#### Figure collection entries
******************************

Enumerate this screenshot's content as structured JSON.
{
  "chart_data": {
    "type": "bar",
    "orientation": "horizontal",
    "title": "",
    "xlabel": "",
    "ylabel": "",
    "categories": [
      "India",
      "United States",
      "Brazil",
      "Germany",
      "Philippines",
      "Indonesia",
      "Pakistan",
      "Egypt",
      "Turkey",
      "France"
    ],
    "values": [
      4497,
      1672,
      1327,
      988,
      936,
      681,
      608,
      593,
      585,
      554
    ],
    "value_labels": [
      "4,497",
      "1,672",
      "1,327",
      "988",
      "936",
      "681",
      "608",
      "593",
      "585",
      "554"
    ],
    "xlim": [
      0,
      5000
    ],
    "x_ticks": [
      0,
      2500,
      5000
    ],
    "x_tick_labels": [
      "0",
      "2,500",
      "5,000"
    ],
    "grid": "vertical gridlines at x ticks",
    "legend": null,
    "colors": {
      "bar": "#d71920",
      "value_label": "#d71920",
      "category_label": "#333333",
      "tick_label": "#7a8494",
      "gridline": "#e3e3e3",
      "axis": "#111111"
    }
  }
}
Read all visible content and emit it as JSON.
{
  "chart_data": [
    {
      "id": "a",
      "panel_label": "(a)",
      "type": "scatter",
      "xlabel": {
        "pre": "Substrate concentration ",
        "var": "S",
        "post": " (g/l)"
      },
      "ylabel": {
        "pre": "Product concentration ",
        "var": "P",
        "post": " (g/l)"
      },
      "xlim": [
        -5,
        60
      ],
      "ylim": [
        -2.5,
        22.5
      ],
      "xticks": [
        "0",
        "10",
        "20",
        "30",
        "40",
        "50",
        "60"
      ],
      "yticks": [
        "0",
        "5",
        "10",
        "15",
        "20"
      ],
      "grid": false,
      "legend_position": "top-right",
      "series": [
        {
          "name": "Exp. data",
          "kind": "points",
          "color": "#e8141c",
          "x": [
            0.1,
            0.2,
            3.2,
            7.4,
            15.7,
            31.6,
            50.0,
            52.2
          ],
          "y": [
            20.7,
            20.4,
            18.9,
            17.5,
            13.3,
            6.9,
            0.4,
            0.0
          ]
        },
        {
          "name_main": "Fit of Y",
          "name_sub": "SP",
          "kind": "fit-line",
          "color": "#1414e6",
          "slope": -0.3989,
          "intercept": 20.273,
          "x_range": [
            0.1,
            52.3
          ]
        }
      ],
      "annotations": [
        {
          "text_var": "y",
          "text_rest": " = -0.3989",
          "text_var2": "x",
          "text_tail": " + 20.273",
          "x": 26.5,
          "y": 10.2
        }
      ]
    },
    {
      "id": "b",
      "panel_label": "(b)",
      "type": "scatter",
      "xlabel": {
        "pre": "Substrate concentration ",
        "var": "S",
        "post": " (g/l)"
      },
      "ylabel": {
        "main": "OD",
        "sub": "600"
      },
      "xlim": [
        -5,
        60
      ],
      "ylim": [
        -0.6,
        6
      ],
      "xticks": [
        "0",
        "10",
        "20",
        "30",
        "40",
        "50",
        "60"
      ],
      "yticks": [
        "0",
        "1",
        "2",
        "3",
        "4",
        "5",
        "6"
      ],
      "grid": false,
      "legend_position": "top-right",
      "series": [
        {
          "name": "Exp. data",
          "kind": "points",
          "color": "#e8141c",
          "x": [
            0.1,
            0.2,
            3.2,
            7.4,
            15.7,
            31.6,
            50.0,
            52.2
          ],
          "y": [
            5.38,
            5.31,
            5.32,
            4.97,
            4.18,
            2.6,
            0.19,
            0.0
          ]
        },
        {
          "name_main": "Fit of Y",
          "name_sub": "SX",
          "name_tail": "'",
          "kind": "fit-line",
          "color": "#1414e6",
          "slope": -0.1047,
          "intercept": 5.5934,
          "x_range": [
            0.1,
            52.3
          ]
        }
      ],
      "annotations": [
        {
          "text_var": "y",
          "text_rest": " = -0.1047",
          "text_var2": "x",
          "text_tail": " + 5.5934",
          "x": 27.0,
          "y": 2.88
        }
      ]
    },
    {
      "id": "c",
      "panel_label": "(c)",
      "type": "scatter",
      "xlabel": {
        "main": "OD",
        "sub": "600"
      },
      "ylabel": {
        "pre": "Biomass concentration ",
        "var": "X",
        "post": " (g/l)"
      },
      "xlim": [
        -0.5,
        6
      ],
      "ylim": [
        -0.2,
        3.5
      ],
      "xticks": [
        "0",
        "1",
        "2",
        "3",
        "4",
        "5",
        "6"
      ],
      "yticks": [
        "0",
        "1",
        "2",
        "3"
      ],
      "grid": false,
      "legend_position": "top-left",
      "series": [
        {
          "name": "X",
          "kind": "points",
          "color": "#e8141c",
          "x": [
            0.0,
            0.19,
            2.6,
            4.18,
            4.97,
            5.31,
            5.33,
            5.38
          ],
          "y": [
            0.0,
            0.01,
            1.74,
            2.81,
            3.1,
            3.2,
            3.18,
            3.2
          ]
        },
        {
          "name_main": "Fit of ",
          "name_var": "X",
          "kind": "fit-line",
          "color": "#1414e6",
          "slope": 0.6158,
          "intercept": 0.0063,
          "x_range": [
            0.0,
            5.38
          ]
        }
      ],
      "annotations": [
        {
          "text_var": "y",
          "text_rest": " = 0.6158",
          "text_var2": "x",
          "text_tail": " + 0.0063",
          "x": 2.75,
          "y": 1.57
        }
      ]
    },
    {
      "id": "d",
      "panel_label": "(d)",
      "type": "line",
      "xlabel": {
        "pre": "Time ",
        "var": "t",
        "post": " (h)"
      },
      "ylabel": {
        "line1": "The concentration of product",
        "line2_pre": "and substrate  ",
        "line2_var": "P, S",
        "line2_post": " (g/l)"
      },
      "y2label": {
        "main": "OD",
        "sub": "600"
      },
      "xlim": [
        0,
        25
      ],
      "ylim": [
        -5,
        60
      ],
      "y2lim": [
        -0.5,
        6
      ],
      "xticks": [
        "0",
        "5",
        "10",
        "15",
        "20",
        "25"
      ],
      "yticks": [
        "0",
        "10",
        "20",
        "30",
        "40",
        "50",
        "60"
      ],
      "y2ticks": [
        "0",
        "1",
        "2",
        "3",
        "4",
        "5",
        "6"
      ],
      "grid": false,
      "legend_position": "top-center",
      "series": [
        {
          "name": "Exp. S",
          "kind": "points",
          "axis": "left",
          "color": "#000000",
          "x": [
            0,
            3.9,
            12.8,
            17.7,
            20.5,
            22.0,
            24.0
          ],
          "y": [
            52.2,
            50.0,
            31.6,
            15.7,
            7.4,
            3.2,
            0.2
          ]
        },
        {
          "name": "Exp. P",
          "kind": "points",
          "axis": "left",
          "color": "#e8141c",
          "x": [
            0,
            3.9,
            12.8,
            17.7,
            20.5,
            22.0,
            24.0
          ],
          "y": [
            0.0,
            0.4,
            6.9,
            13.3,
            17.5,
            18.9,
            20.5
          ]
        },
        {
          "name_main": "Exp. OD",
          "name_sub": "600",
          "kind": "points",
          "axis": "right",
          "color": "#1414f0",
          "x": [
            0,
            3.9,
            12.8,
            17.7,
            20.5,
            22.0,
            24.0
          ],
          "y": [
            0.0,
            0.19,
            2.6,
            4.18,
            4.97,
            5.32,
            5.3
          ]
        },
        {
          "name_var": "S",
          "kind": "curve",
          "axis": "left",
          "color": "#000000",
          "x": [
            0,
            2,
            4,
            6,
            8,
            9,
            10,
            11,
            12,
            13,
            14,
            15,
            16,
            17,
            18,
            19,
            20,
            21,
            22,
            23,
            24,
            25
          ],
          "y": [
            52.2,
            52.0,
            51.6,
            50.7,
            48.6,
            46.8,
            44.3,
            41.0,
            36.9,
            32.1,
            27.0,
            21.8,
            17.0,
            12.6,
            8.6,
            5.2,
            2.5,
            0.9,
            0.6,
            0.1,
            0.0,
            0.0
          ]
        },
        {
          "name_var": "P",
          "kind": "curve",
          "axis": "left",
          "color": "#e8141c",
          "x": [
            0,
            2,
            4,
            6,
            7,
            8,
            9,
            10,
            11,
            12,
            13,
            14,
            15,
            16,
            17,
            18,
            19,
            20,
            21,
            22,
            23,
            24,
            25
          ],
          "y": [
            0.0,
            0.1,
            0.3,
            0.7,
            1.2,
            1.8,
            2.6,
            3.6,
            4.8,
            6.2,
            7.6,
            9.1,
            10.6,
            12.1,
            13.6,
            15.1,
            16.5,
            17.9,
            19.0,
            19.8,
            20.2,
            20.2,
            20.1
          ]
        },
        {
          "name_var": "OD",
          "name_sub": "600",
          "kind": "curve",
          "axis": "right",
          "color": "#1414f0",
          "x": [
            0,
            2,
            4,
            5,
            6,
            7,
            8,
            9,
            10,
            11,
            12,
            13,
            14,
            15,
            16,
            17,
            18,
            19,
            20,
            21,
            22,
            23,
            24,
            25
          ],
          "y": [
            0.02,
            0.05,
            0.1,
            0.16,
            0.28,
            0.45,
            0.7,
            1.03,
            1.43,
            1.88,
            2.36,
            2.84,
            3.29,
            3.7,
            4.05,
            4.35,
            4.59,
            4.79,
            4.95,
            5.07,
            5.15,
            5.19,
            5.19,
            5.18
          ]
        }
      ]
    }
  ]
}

******************************

#### Instructions for the task
Using the listing, collect all lines in which the string "intercept" is found.

#### Task result
          "intercept": 20.273,
          "intercept": 5.5934,
          "intercept": 0.0063,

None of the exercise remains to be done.